Write out every entry precisely as given, leaving the pictures out.

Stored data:
▼

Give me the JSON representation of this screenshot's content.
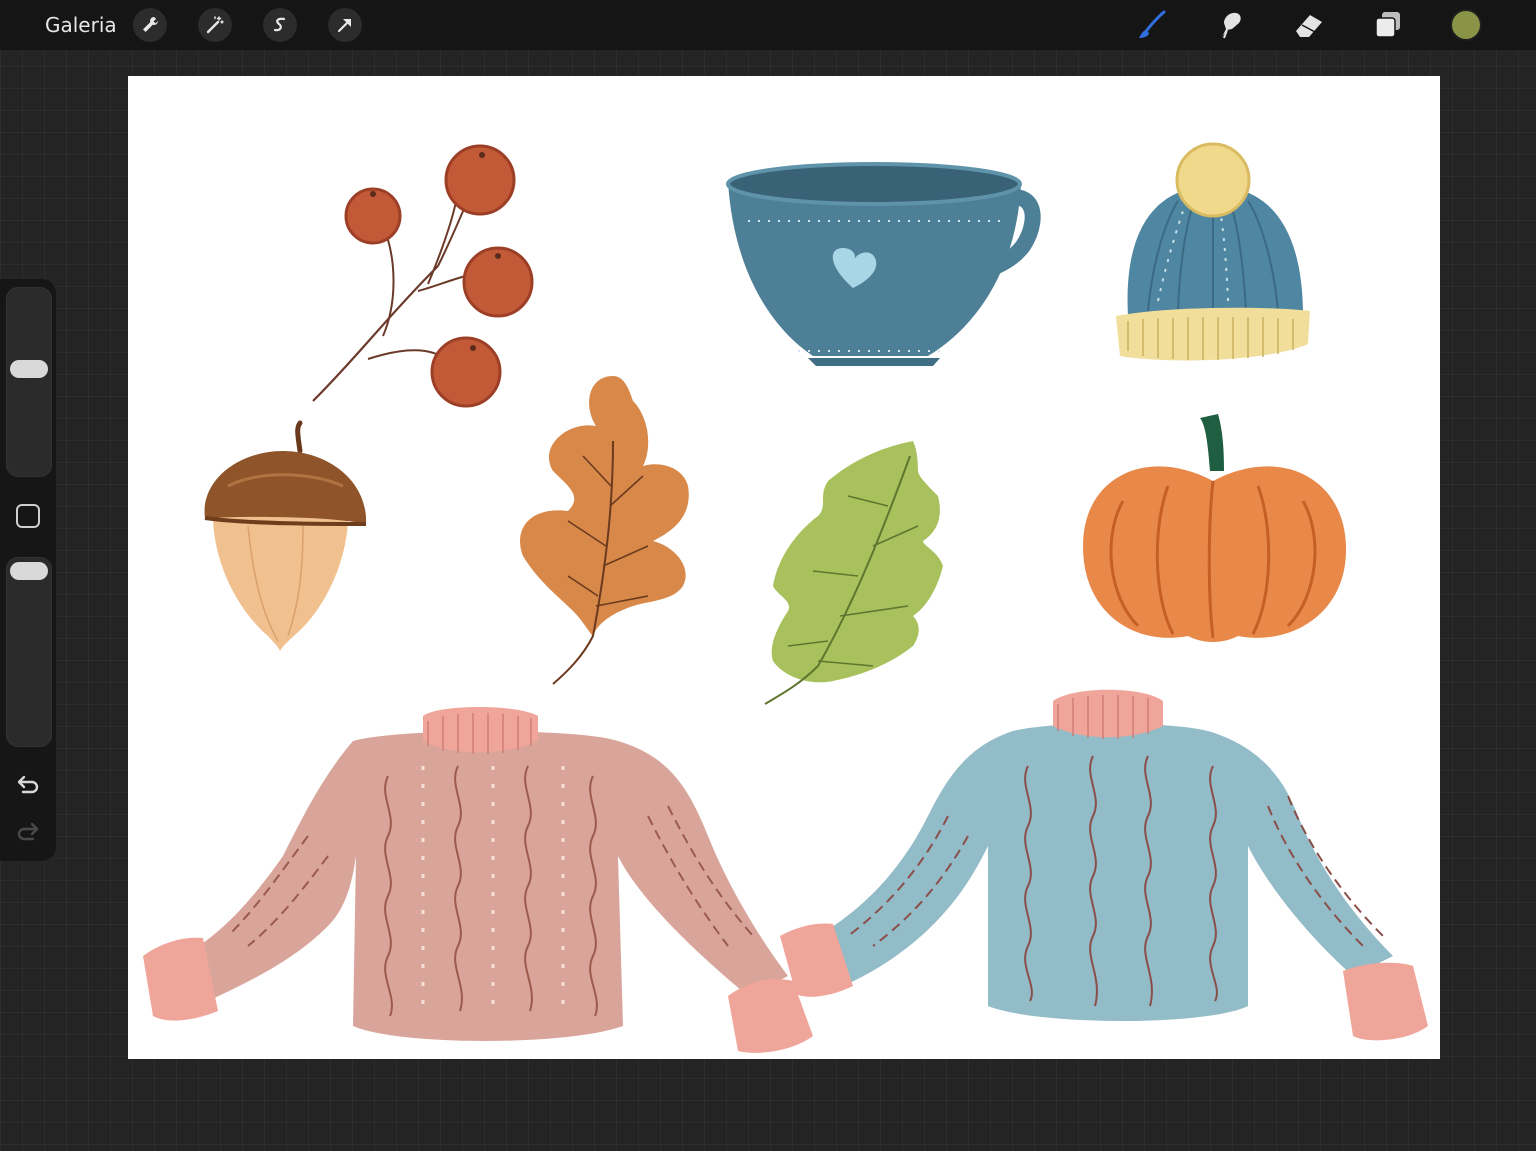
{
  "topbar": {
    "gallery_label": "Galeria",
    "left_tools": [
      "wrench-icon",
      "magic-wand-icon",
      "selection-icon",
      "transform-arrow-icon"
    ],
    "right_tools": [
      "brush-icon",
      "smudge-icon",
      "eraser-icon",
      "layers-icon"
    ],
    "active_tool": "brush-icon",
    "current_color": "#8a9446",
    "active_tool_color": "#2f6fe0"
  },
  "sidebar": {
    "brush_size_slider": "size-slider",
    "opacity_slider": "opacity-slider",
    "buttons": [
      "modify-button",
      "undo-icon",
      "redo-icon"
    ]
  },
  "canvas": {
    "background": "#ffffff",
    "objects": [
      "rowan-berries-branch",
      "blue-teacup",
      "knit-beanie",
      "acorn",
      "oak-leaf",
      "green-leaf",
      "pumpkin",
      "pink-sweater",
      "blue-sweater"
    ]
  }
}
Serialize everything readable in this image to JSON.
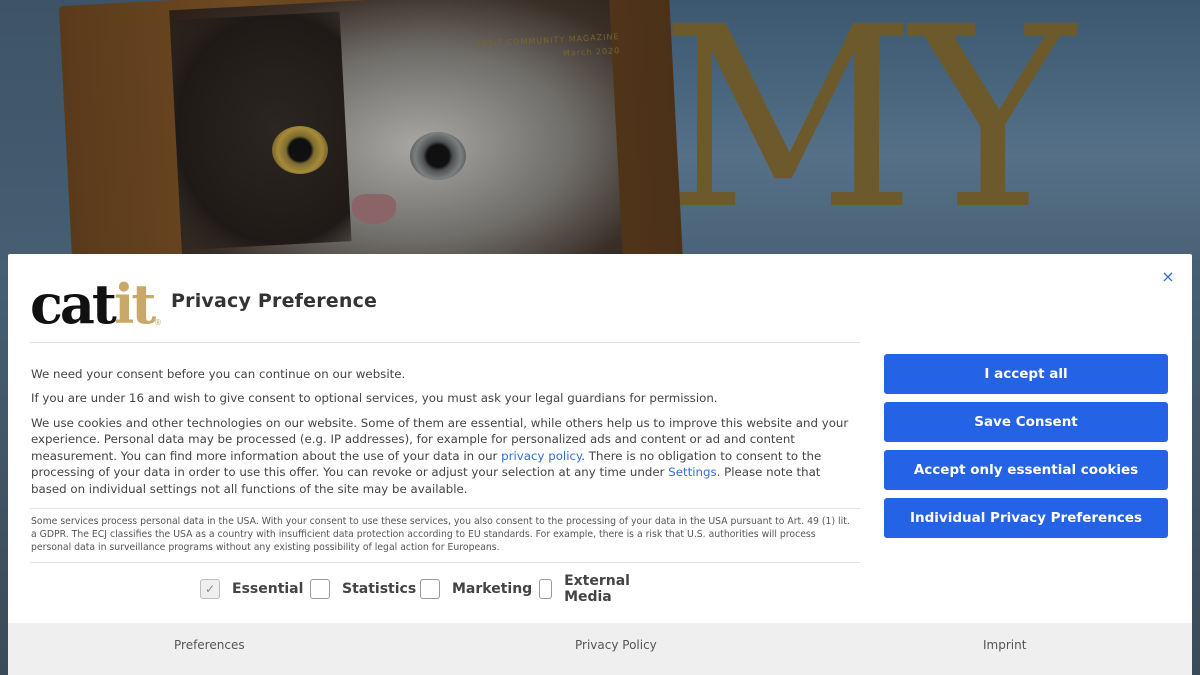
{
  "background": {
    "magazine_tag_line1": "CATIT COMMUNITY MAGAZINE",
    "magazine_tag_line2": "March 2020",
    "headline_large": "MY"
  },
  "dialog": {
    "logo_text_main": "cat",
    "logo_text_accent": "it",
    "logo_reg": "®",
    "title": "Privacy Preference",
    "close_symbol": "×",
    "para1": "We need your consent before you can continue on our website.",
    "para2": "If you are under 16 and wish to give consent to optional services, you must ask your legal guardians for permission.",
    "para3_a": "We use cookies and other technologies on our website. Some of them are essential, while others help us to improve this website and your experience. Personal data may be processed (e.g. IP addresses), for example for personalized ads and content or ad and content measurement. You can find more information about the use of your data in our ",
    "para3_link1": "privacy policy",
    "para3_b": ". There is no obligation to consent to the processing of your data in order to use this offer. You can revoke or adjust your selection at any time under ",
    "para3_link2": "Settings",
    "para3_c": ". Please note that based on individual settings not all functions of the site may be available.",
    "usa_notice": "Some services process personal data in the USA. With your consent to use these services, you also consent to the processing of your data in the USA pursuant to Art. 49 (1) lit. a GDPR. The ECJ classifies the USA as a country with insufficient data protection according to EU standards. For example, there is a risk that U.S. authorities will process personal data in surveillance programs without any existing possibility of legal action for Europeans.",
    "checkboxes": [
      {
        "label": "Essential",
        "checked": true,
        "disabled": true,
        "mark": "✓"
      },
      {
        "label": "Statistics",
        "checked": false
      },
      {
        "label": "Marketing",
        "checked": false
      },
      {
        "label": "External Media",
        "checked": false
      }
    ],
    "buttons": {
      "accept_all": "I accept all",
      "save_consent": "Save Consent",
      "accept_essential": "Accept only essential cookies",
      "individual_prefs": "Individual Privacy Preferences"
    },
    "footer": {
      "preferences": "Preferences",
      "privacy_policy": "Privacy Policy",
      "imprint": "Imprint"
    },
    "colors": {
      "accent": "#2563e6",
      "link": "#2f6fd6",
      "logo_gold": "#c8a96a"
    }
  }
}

▲

• _WORKED SOLUTION_:
Give me the JSON representation of this screenshot's content.
{
  "topbar": {
    "gallery_label": "Galeria",
    "left_tools": [
      "wrench-icon",
      "magic-wand-icon",
      "selection-icon",
      "transform-arrow-icon"
    ],
    "right_tools": [
      "brush-icon",
      "smudge-icon",
      "eraser-icon",
      "layers-icon"
    ],
    "active_tool": "brush-icon",
    "current_color": "#8a9446",
    "active_tool_color": "#2f6fe0"
  },
  "sidebar": {
    "brush_size_slider": "size-slider",
    "opacity_slider": "opacity-slider",
    "buttons": [
      "modify-button",
      "undo-icon",
      "redo-icon"
    ]
  },
  "canvas": {
    "background": "#ffffff",
    "objects": [
      "rowan-berries-branch",
      "blue-teacup",
      "knit-beanie",
      "acorn",
      "oak-leaf",
      "green-leaf",
      "pumpkin",
      "pink-sweater",
      "blue-sweater"
    ]
  }
}
Serialize everything readable in this image to JSON.
{
  "background": {
    "magazine_tag_line1": "CATIT COMMUNITY MAGAZINE",
    "magazine_tag_line2": "March 2020",
    "headline_large": "MY"
  },
  "dialog": {
    "logo_text_main": "cat",
    "logo_text_accent": "it",
    "logo_reg": "®",
    "title": "Privacy Preference",
    "close_symbol": "×",
    "para1": "We need your consent before you can continue on our website.",
    "para2": "If you are under 16 and wish to give consent to optional services, you must ask your legal guardians for permission.",
    "para3_a": "We use cookies and other technologies on our website. Some of them are essential, while others help us to improve this website and your experience. Personal data may be processed (e.g. IP addresses), for example for personalized ads and content or ad and content measurement. You can find more information about the use of your data in our ",
    "para3_link1": "privacy policy",
    "para3_b": ". There is no obligation to consent to the processing of your data in order to use this offer. You can revoke or adjust your selection at any time under ",
    "para3_link2": "Settings",
    "para3_c": ". Please note that based on individual settings not all functions of the site may be available.",
    "usa_notice": "Some services process personal data in the USA. With your consent to use these services, you also consent to the processing of your data in the USA pursuant to Art. 49 (1) lit. a GDPR. The ECJ classifies the USA as a country with insufficient data protection according to EU standards. For example, there is a risk that U.S. authorities will process personal data in surveillance programs without any existing possibility of legal action for Europeans.",
    "checkboxes": [
      {
        "label": "Essential",
        "checked": true,
        "disabled": true,
        "mark": "✓"
      },
      {
        "label": "Statistics",
        "checked": false
      },
      {
        "label": "Marketing",
        "checked": false
      },
      {
        "label": "External Media",
        "checked": false
      }
    ],
    "buttons": {
      "accept_all": "I accept all",
      "save_consent": "Save Consent",
      "accept_essential": "Accept only essential cookies",
      "individual_prefs": "Individual Privacy Preferences"
    },
    "footer": {
      "preferences": "Preferences",
      "privacy_policy": "Privacy Policy",
      "imprint": "Imprint"
    },
    "colors": {
      "accent": "#2563e6",
      "link": "#2f6fd6",
      "logo_gold": "#c8a96a"
    }
  }
}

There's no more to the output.